* DATA PROVIDED *
════════════════════

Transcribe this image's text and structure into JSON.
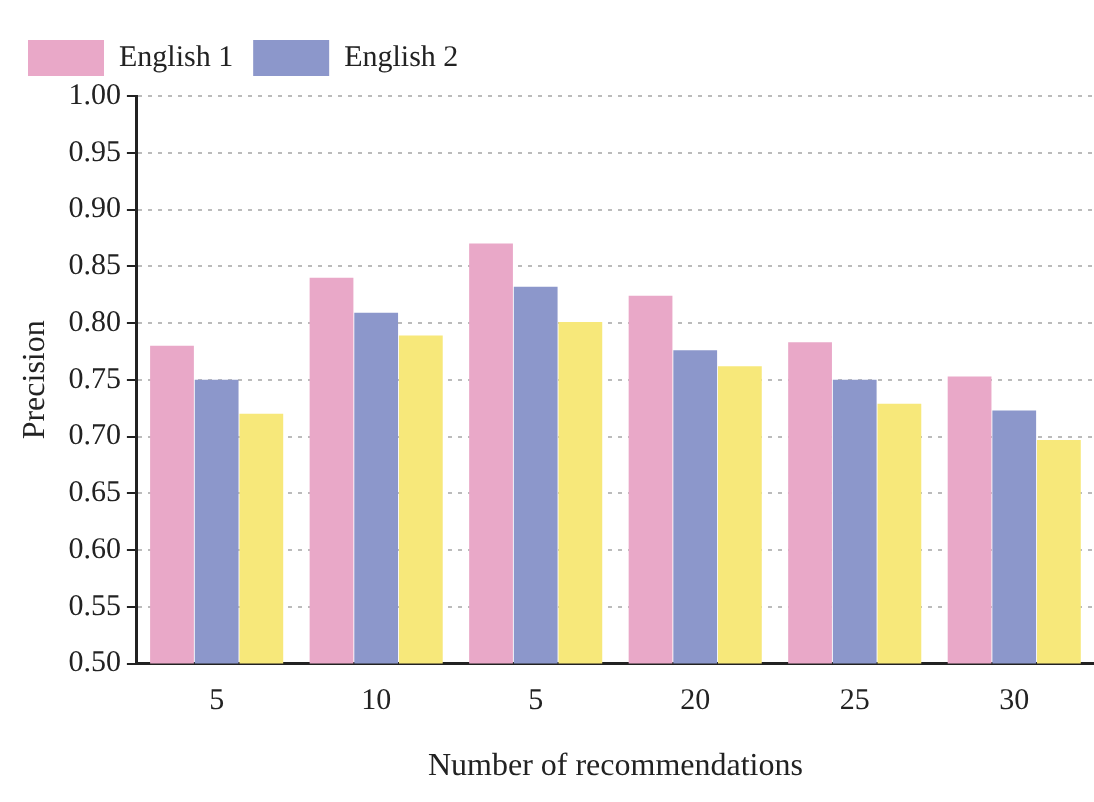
{
  "chart_data": {
    "type": "bar",
    "xlabel": "Number of recommendations",
    "ylabel": "Precision",
    "categories": [
      "5",
      "10",
      "5",
      "20",
      "25",
      "30"
    ],
    "series": [
      {
        "name": "English 1",
        "color": "#e9a8c8",
        "values": [
          0.78,
          0.84,
          0.87,
          0.824,
          0.783,
          0.753
        ]
      },
      {
        "name": "English 2",
        "color": "#8c97cb",
        "values": [
          0.75,
          0.809,
          0.832,
          0.776,
          0.75,
          0.723
        ]
      },
      {
        "color": "#f7e87a",
        "values": [
          0.72,
          0.789,
          0.801,
          0.762,
          0.729,
          0.697
        ]
      }
    ],
    "ylim": [
      0.5,
      1.0
    ],
    "yticks": [
      {
        "value": 0.5,
        "label": "0.50"
      },
      {
        "value": 0.55,
        "label": "0.55"
      },
      {
        "value": 0.6,
        "label": "0.60"
      },
      {
        "value": 0.65,
        "label": "0.65"
      },
      {
        "value": 0.7,
        "label": "0.70"
      },
      {
        "value": 0.75,
        "label": "0.75"
      },
      {
        "value": 0.8,
        "label": "0.80"
      },
      {
        "value": 0.85,
        "label": "0.85"
      },
      {
        "value": 0.9,
        "label": "0.90"
      },
      {
        "value": 0.95,
        "label": "0.95"
      },
      {
        "value": 1.0,
        "label": "1.00"
      }
    ],
    "grid": "y",
    "legend": "top left"
  }
}
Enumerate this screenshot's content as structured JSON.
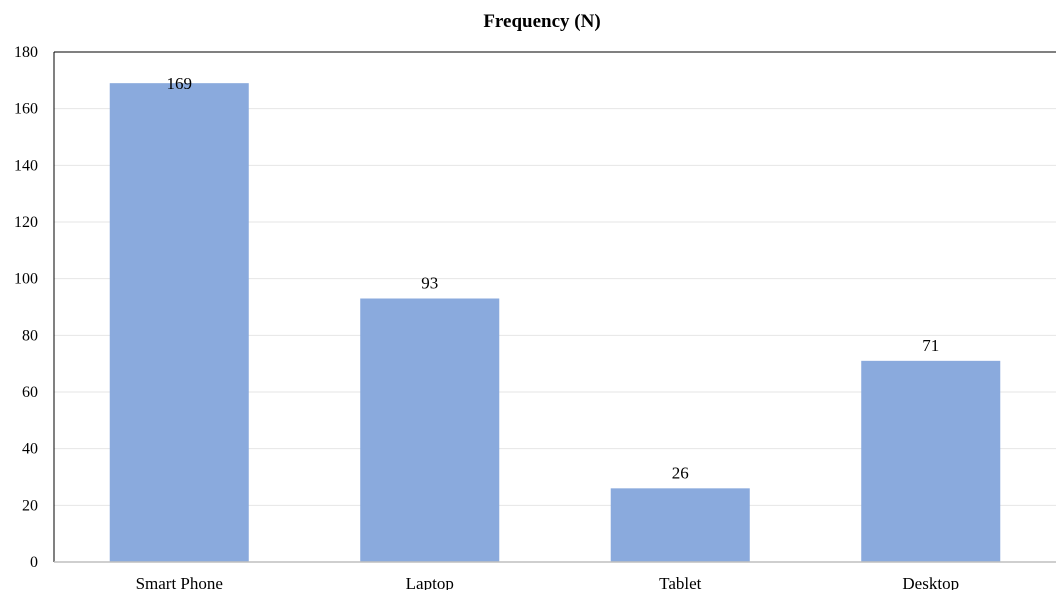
{
  "chart_data": {
    "type": "bar",
    "title": "Frequency (N)",
    "xlabel": "",
    "ylabel": "",
    "categories": [
      "Smart Phone",
      "Laptop",
      "Tablet",
      "Desktop"
    ],
    "values": [
      169,
      93,
      26,
      71
    ],
    "ylim": [
      0,
      180
    ],
    "yticks": [
      0,
      20,
      40,
      60,
      80,
      100,
      120,
      140,
      160,
      180
    ],
    "grid": true,
    "legend": "none",
    "bar_color": "#8aaadd"
  }
}
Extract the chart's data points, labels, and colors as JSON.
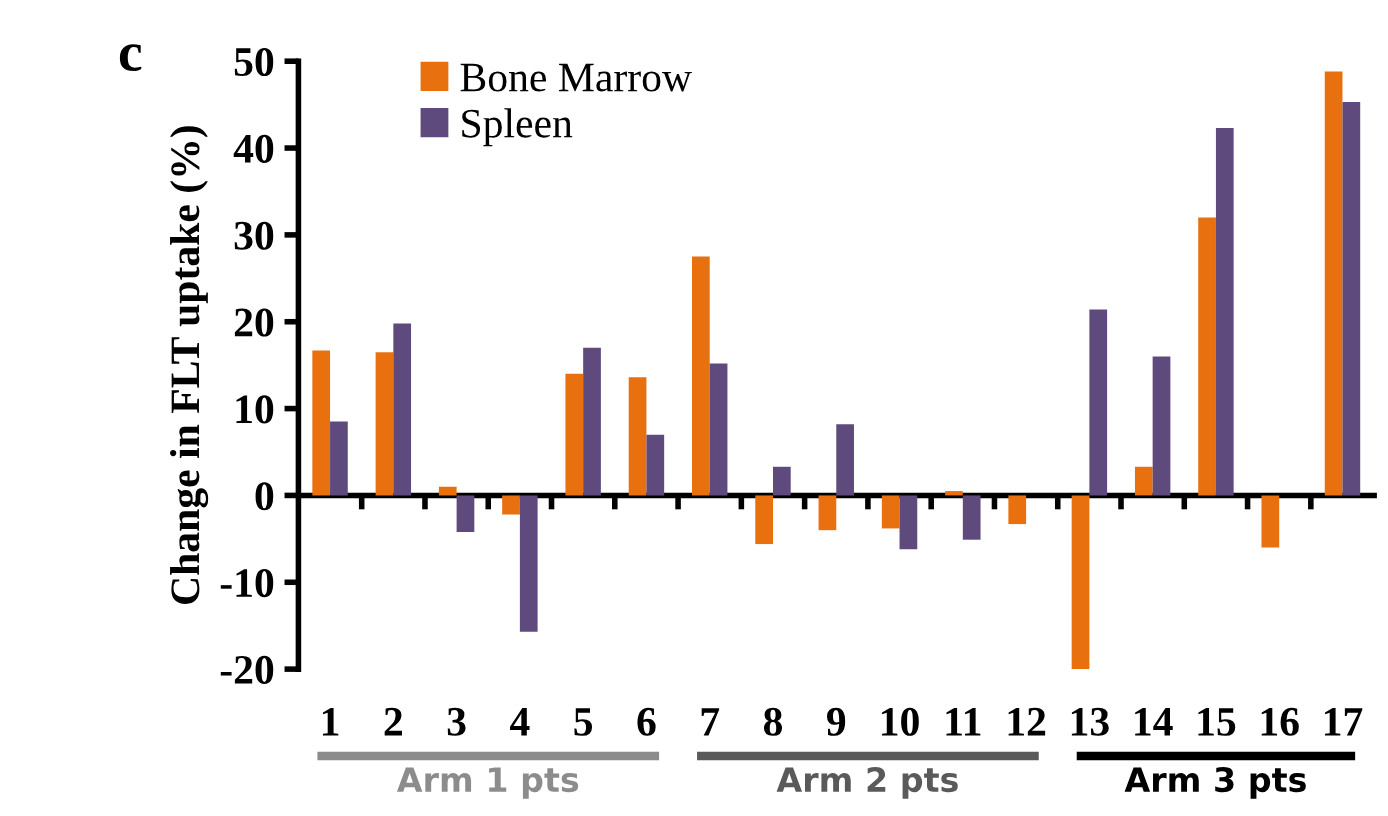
{
  "chart_data": {
    "type": "bar",
    "title": "c",
    "ylabel": "Change in FLT uptake (%)",
    "categories": [
      "1",
      "2",
      "3",
      "4",
      "5",
      "6",
      "7",
      "8",
      "9",
      "10",
      "11",
      "12",
      "13",
      "14",
      "15",
      "16",
      "17"
    ],
    "series": [
      {
        "name": "Bone Marrow",
        "color": "#e8700e",
        "values": [
          16.7,
          16.5,
          1,
          -2.2,
          14,
          13.6,
          27.5,
          -5.6,
          -4,
          -3.8,
          0.5,
          -3.3,
          -20,
          3.3,
          32,
          -6,
          48.8
        ]
      },
      {
        "name": "Spleen",
        "color": "#5f4a7e",
        "values": [
          8.5,
          19.8,
          -4.2,
          -15.7,
          17,
          7,
          15.2,
          3.3,
          8.2,
          -6.2,
          -5.1,
          null,
          21.4,
          16,
          42.3,
          null,
          45.3
        ]
      }
    ],
    "ylim": [
      -20,
      50
    ],
    "yticks": [
      -20,
      -10,
      0,
      10,
      20,
      30,
      40,
      50
    ],
    "legend": "top left",
    "annotations": [
      "Arm 1 pts",
      "Arm 2 pts",
      "Arm 3 pts"
    ]
  }
}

════════════════════

* WHAT THIS TASK INVOLVES *
Using the records above, pull out each line where the word "legend" occurs.

* ANSWER BELOW *
    "legend": "top left"
    "legend": "none",
    "legend": "top left",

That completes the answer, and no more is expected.